[Stored entries]
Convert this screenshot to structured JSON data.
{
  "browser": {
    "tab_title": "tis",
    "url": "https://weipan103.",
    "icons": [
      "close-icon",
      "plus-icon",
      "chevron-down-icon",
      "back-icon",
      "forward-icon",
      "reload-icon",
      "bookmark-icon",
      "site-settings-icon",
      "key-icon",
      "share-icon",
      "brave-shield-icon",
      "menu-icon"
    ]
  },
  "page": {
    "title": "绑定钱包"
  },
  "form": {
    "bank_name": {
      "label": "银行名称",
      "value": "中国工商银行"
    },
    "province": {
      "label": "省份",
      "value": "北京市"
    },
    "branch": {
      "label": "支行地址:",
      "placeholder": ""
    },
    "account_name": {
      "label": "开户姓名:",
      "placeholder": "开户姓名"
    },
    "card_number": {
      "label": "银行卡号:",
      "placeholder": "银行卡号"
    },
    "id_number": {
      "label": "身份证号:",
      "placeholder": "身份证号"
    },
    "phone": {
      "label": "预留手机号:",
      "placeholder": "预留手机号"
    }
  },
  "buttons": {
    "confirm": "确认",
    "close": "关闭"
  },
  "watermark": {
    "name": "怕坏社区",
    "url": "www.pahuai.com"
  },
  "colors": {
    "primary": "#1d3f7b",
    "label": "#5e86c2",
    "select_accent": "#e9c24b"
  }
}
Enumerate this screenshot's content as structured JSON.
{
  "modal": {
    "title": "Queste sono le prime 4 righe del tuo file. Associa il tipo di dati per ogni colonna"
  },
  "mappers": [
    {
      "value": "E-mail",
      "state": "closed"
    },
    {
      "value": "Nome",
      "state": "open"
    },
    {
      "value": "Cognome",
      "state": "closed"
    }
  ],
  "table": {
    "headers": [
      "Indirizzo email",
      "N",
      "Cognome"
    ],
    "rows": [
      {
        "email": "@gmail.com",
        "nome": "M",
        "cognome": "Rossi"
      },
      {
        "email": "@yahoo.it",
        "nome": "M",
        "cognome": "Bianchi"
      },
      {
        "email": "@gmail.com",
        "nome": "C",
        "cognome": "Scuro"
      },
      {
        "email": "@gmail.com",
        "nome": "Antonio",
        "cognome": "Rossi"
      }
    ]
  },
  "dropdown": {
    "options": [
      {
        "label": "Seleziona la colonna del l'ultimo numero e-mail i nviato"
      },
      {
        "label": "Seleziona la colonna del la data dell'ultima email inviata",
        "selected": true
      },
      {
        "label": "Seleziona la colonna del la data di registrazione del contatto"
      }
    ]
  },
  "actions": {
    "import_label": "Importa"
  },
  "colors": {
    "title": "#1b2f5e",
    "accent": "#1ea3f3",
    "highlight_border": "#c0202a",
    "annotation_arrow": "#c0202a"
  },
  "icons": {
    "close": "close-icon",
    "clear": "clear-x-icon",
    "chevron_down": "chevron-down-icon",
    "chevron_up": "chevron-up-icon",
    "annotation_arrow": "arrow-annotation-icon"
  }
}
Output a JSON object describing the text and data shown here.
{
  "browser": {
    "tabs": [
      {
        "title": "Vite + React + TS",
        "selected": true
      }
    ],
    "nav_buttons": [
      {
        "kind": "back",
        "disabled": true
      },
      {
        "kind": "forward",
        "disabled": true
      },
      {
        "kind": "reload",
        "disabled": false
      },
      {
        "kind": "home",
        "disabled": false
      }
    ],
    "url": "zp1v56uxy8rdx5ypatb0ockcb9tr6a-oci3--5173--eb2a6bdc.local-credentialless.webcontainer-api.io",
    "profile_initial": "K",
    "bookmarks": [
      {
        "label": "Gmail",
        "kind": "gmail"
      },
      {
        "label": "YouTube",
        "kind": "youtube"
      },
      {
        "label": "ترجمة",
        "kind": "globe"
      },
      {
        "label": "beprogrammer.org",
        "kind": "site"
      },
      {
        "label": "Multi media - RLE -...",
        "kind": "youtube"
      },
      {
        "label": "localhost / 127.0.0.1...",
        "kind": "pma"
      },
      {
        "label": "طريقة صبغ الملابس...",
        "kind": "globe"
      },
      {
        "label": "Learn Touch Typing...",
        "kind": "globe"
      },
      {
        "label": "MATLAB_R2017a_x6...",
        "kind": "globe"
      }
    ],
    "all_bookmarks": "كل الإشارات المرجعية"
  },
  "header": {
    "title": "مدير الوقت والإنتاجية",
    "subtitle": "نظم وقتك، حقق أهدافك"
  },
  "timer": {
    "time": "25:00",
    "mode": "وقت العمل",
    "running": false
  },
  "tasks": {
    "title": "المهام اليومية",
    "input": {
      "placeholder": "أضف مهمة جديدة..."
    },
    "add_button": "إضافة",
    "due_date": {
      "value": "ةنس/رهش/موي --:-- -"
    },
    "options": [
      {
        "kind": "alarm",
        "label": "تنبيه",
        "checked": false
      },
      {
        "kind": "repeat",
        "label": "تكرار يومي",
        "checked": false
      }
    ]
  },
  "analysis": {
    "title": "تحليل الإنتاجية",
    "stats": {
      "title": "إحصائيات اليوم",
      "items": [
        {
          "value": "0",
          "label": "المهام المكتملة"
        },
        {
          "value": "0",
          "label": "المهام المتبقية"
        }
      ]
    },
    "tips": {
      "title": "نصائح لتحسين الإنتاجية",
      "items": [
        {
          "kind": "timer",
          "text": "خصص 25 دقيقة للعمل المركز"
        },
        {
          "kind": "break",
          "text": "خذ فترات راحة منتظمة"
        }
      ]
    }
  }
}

### SET PROBLEM
Give back the whole listing exactly as it reads.

### THE SOLUTION
Convert this screenshot to structured JSON data.
{
  "browser": {
    "tab_title": "tis",
    "url": "https://weipan103.",
    "icons": [
      "close-icon",
      "plus-icon",
      "chevron-down-icon",
      "back-icon",
      "forward-icon",
      "reload-icon",
      "bookmark-icon",
      "site-settings-icon",
      "key-icon",
      "share-icon",
      "brave-shield-icon",
      "menu-icon"
    ]
  },
  "page": {
    "title": "绑定钱包"
  },
  "form": {
    "bank_name": {
      "label": "银行名称",
      "value": "中国工商银行"
    },
    "province": {
      "label": "省份",
      "value": "北京市"
    },
    "branch": {
      "label": "支行地址:",
      "placeholder": ""
    },
    "account_name": {
      "label": "开户姓名:",
      "placeholder": "开户姓名"
    },
    "card_number": {
      "label": "银行卡号:",
      "placeholder": "银行卡号"
    },
    "id_number": {
      "label": "身份证号:",
      "placeholder": "身份证号"
    },
    "phone": {
      "label": "预留手机号:",
      "placeholder": "预留手机号"
    }
  },
  "buttons": {
    "confirm": "确认",
    "close": "关闭"
  },
  "watermark": {
    "name": "怕坏社区",
    "url": "www.pahuai.com"
  },
  "colors": {
    "primary": "#1d3f7b",
    "label": "#5e86c2",
    "select_accent": "#e9c24b"
  }
}
Enumerate this screenshot's content as structured JSON.
{
  "modal": {
    "title": "Queste sono le prime 4 righe del tuo file. Associa il tipo di dati per ogni colonna"
  },
  "mappers": [
    {
      "value": "E-mail",
      "state": "closed"
    },
    {
      "value": "Nome",
      "state": "open"
    },
    {
      "value": "Cognome",
      "state": "closed"
    }
  ],
  "table": {
    "headers": [
      "Indirizzo email",
      "N",
      "Cognome"
    ],
    "rows": [
      {
        "email": "@gmail.com",
        "nome": "M",
        "cognome": "Rossi"
      },
      {
        "email": "@yahoo.it",
        "nome": "M",
        "cognome": "Bianchi"
      },
      {
        "email": "@gmail.com",
        "nome": "C",
        "cognome": "Scuro"
      },
      {
        "email": "@gmail.com",
        "nome": "Antonio",
        "cognome": "Rossi"
      }
    ]
  },
  "dropdown": {
    "options": [
      {
        "label": "Seleziona la colonna del l'ultimo numero e-mail i nviato"
      },
      {
        "label": "Seleziona la colonna del la data dell'ultima email inviata",
        "selected": true
      },
      {
        "label": "Seleziona la colonna del la data di registrazione del contatto"
      }
    ]
  },
  "actions": {
    "import_label": "Importa"
  },
  "colors": {
    "title": "#1b2f5e",
    "accent": "#1ea3f3",
    "highlight_border": "#c0202a",
    "annotation_arrow": "#c0202a"
  },
  "icons": {
    "close": "close-icon",
    "clear": "clear-x-icon",
    "chevron_down": "chevron-down-icon",
    "chevron_up": "chevron-up-icon",
    "annotation_arrow": "arrow-annotation-icon"
  }
}
Output a JSON object describing the text and data shown here.
{
  "browser": {
    "tabs": [
      {
        "title": "Vite + React + TS",
        "selected": true
      }
    ],
    "nav_buttons": [
      {
        "kind": "back",
        "disabled": true
      },
      {
        "kind": "forward",
        "disabled": true
      },
      {
        "kind": "reload",
        "disabled": false
      },
      {
        "kind": "home",
        "disabled": false
      }
    ],
    "url": "zp1v56uxy8rdx5ypatb0ockcb9tr6a-oci3--5173--eb2a6bdc.local-credentialless.webcontainer-api.io",
    "profile_initial": "K",
    "bookmarks": [
      {
        "label": "Gmail",
        "kind": "gmail"
      },
      {
        "label": "YouTube",
        "kind": "youtube"
      },
      {
        "label": "ترجمة",
        "kind": "globe"
      },
      {
        "label": "beprogrammer.org",
        "kind": "site"
      },
      {
        "label": "Multi media - RLE -...",
        "kind": "youtube"
      },
      {
        "label": "localhost / 127.0.0.1...",
        "kind": "pma"
      },
      {
        "label": "طريقة صبغ الملابس...",
        "kind": "globe"
      },
      {
        "label": "Learn Touch Typing...",
        "kind": "globe"
      },
      {
        "label": "MATLAB_R2017a_x6...",
        "kind": "globe"
      }
    ],
    "all_bookmarks": "كل الإشارات المرجعية"
  },
  "header": {
    "title": "مدير الوقت والإنتاجية",
    "subtitle": "نظم وقتك، حقق أهدافك"
  },
  "timer": {
    "time": "25:00",
    "mode": "وقت العمل",
    "running": false
  },
  "tasks": {
    "title": "المهام اليومية",
    "input": {
      "placeholder": "أضف مهمة جديدة..."
    },
    "add_button": "إضافة",
    "due_date": {
      "value": "ةنس/رهش/موي --:-- -"
    },
    "options": [
      {
        "kind": "alarm",
        "label": "تنبيه",
        "checked": false
      },
      {
        "kind": "repeat",
        "label": "تكرار يومي",
        "checked": false
      }
    ]
  },
  "analysis": {
    "title": "تحليل الإنتاجية",
    "stats": {
      "title": "إحصائيات اليوم",
      "items": [
        {
          "value": "0",
          "label": "المهام المكتملة"
        },
        {
          "value": "0",
          "label": "المهام المتبقية"
        }
      ]
    },
    "tips": {
      "title": "نصائح لتحسين الإنتاجية",
      "items": [
        {
          "kind": "timer",
          "text": "خصص 25 دقيقة للعمل المركز"
        },
        {
          "kind": "break",
          "text": "خذ فترات راحة منتظمة"
        }
      ]
    }
  }
}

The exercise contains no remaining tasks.